__TASK GOAL__. Each line that contains the word "Brookside" counts once; give the total for the records below and nothing else.

start

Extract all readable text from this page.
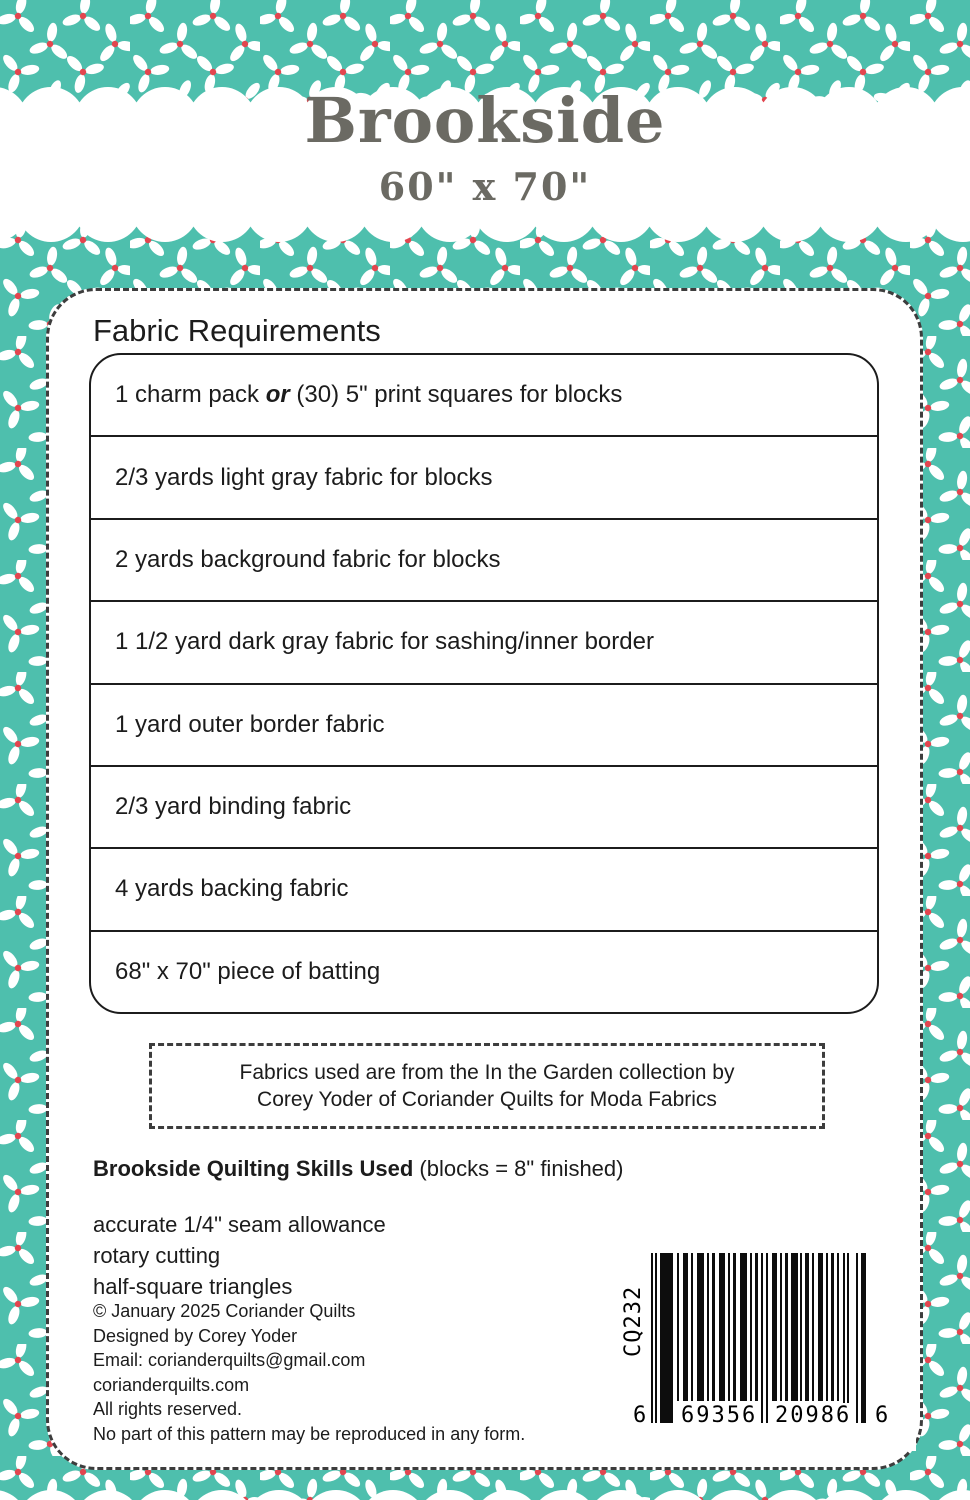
Brookside
60" x 70"
Fabric Requirements
1 charm pack or (30) 5" print squares for blocks
2/3 yards light gray fabric for blocks
2 yards background fabric for blocks
1 1/2 yard dark gray fabric for sashing/inner border
1 yard outer border fabric
2/3 yard binding fabric
4 yards backing fabric
68" x 70" piece of batting
Fabrics used are from the In the Garden collection by
Corey Yoder of Coriander Quilts for Moda Fabrics
Brookside Quilting Skills Used (blocks = 8" finished)
accurate 1/4" seam allowance
rotary cutting
half-square triangles
© January 2025 Coriander Quilts
Designed by Corey Yoder
Email: corianderquilts@gmail.com
corianderquilts.com
All rights reserved.
No part of this pattern may be reproduced in any form.
CQ232
6 69356 20986 6
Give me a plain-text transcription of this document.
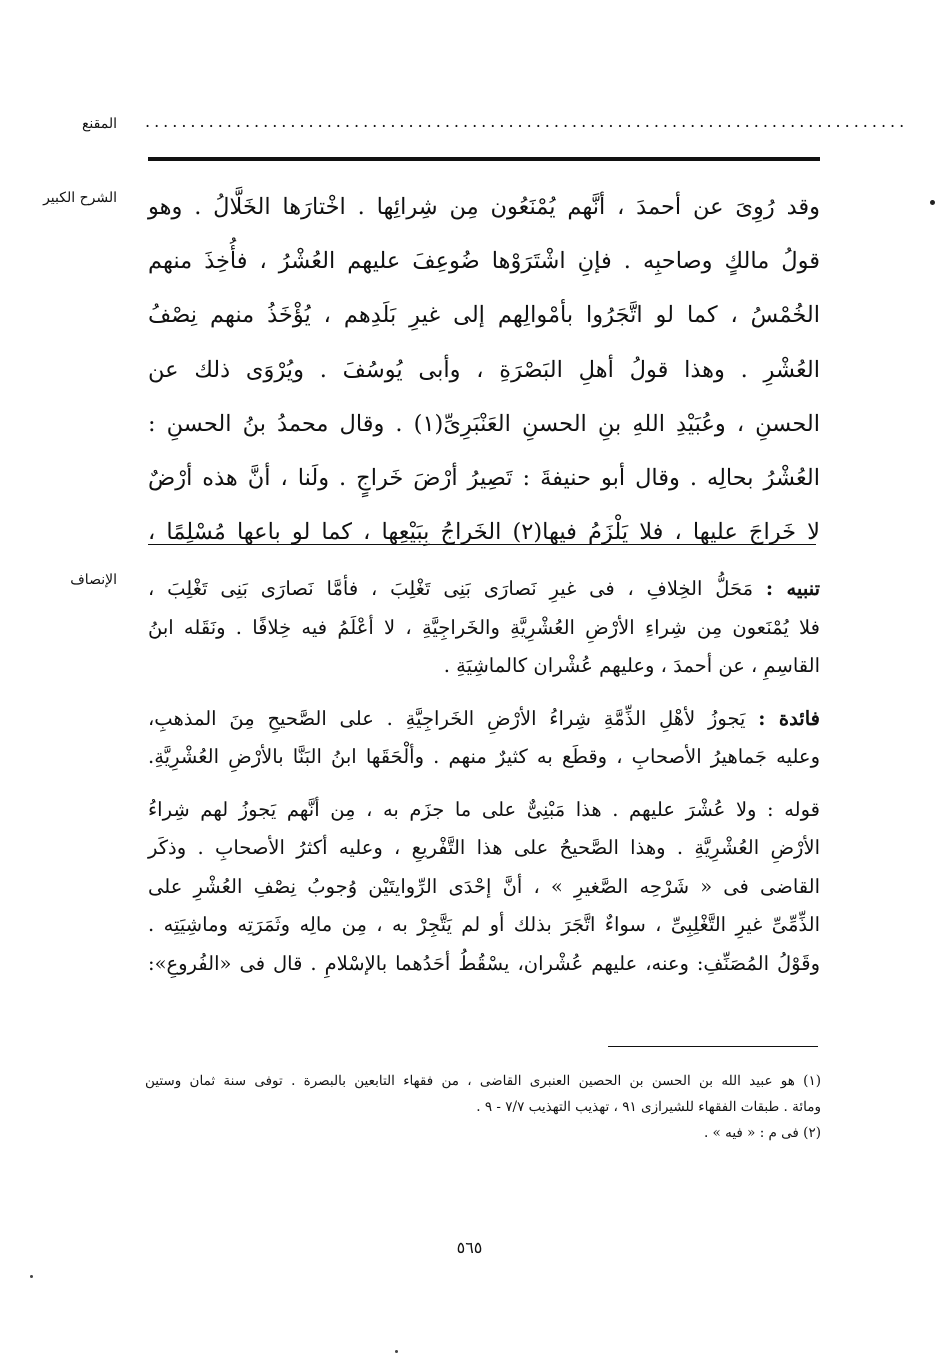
المقنع ....................................................................................
الشرح الكبير وقد رُوِىَ عن أحمدَ ، أنَّهم يُمْنَعُون مِن شِرائِها . اخْتارَها الخَلَّالُ . وهو
قولُ مالكٍ وصاحبِه . فإنِ اشْتَرَوْها ضُوعِفَ عليهم العُشْرُ ، فأُخِذَ منهم
الخُمْسُ ، كما لو اتَّجَرُوا بأمْوالِهم إلى غيرِ بَلَدِهم ، يُؤْخَذُ منهم نِصْفُ
العُشْرِ . وهذا قولُ أهلِ البَصْرَةِ ، وأبى يُوسُفَ . ويُرْوَى ذلك عن
الحسنِ ، وعُبَيْدِ اللهِ بنِ الحسنِ العَنْبَرِىِّ(١) . وقال محمدُ بنُ الحسنِ :
العُشْرُ بحالِه . وقال أبو حنيفةَ : تَصِيرُ أرْضَ خَراجٍ . ولَنا ، أنَّ هذه أرْضٌ
لا خَراجَ عليها ، فلا يَلْزَمُ فيها(٢) الخَراجُ بِبَيْعِها ، كما لو باعها مُسْلِمًا ،
الإنصاف	تنبيه : مَحَلُّ الخِلافِ ، فى غيرِ نَصارَى بَنِى تَغْلِبَ ، فأمَّا نَصارَى بَنِى تَغْلِبَ ،
فلا يُمْنَعون مِن شِراءِ الأرْضِ العُشْرِيَّةِ والخَراجِيَّةِ ، لا أعْلَمُ فيه خِلافًا . ونَقَله ابنُ
القاسِمِ ، عن أحمدَ ، وعليهم عُشْران كالماشِيَةِ .
فائدة : يَجوزُ لأهْلِ الذِّمَّةِ شِراءُ الأرْضِ الخَراجِيَّةِ . على الصَّحيحِ مِنَ المذهبِ،
وعليه جَماهيرُ الأصحابِ ، وقطَع به كثيرٌ منهم . وألْحَقَها ابنُ البَنَّا بالأرْضِ العُشْرِيَّةِ.
قوله : ولا عُشْرَ عليهم . هذا مَبْنِىٌّ على ما جزَم به ، مِن أنَّهم يَجوزُ لهم شِراءُ
الأرْضِ العُشْرِيَّةِ . وهذا الصَّحيحُ على هذا التَّفْريعِ ، وعليه أكثرُ الأصحابِ . وذكَر
القاضى فى « شَرْحِه الصَّغيرِ » ، أنَّ إحْدَى الرِّوايتَيْن وُجوبُ نِصْفِ العُشْرِ على
الذِّمِّىِّ غيرِ التَّغْلِبِىِّ ، سواءٌ اتَّجَرَ بذلك أو لم يَتَّجِرْ به ، مِن مالِه وثَمَرَتِه وماشِيَتِه .
وقَوْلُ المُصَنِّفِ: وعنه، عليهم عُشْران، يسْقُطُ أحَدُهما بالإسْلامِ . قال فى «الفُروعِ»:
(١) هو عبيد الله بن الحسن بن الحصين العنبرى القاضى ، من فقهاء التابعين بالبصرة . توفى سنة ثمان وستين
ومائة . طبقات الفقهاء للشيرازى ٩١ ، تهذيب التهذيب ٧/٧ - ٩ .
(٢) فى م : « فيه » .
٥٦٥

end

__SOLUTION__. 2